◆ **REQUIREMENT**:
The data below is to be returned in full and exactly.

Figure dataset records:
•••••

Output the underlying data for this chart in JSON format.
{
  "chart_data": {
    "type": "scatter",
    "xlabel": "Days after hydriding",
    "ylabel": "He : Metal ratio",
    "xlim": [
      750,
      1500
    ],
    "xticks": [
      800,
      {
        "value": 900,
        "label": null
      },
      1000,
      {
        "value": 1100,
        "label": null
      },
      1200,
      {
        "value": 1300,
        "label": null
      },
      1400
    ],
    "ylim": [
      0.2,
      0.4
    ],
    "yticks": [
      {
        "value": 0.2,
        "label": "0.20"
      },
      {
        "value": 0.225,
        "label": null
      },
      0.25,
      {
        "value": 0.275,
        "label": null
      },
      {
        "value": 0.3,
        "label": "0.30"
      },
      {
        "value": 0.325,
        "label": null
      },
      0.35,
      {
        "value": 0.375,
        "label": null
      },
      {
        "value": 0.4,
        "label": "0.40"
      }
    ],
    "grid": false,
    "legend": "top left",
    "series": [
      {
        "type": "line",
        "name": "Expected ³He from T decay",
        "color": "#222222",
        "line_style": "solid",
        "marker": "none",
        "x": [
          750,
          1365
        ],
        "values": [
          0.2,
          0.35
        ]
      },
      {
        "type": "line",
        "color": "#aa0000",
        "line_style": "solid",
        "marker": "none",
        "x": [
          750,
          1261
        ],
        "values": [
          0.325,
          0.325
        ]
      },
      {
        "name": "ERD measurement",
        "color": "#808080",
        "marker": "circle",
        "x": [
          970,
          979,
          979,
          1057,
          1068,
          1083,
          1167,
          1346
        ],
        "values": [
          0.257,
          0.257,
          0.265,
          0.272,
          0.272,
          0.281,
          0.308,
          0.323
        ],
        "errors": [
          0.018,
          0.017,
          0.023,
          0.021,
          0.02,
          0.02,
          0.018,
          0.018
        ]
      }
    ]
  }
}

•••••

◆ **SOLUTION TO THE EXERCISE**:
Output the underlying data for this chart in JSON format.
{
  "chart_data": {
    "type": "scatter",
    "xlabel": "Days after hydriding",
    "ylabel": "He : Metal ratio",
    "xlim": [
      750,
      1500
    ],
    "xticks": [
      800,
      {
        "value": 900,
        "label": null
      },
      1000,
      {
        "value": 1100,
        "label": null
      },
      1200,
      {
        "value": 1300,
        "label": null
      },
      1400
    ],
    "ylim": [
      0.2,
      0.4
    ],
    "yticks": [
      {
        "value": 0.2,
        "label": "0.20"
      },
      {
        "value": 0.225,
        "label": null
      },
      0.25,
      {
        "value": 0.275,
        "label": null
      },
      {
        "value": 0.3,
        "label": "0.30"
      },
      {
        "value": 0.325,
        "label": null
      },
      0.35,
      {
        "value": 0.375,
        "label": null
      },
      {
        "value": 0.4,
        "label": "0.40"
      }
    ],
    "grid": false,
    "legend": "top left",
    "series": [
      {
        "type": "line",
        "name": "Expected ³He from T decay",
        "color": "#222222",
        "line_style": "solid",
        "marker": "none",
        "x": [
          750,
          1365
        ],
        "values": [
          0.2,
          0.35
        ]
      },
      {
        "type": "line",
        "color": "#aa0000",
        "line_style": "solid",
        "marker": "none",
        "x": [
          750,
          1261
        ],
        "values": [
          0.325,
          0.325
        ]
      },
      {
        "name": "ERD measurement",
        "color": "#808080",
        "marker": "circle",
        "x": [
          970,
          979,
          979,
          1057,
          1068,
          1083,
          1167,
          1346
        ],
        "values": [
          0.257,
          0.257,
          0.265,
          0.272,
          0.272,
          0.281,
          0.308,
          0.323
        ],
        "errors": [
          0.018,
          0.017,
          0.023,
          0.021,
          0.02,
          0.02,
          0.018,
          0.018
        ]
      }
    ]
  }
}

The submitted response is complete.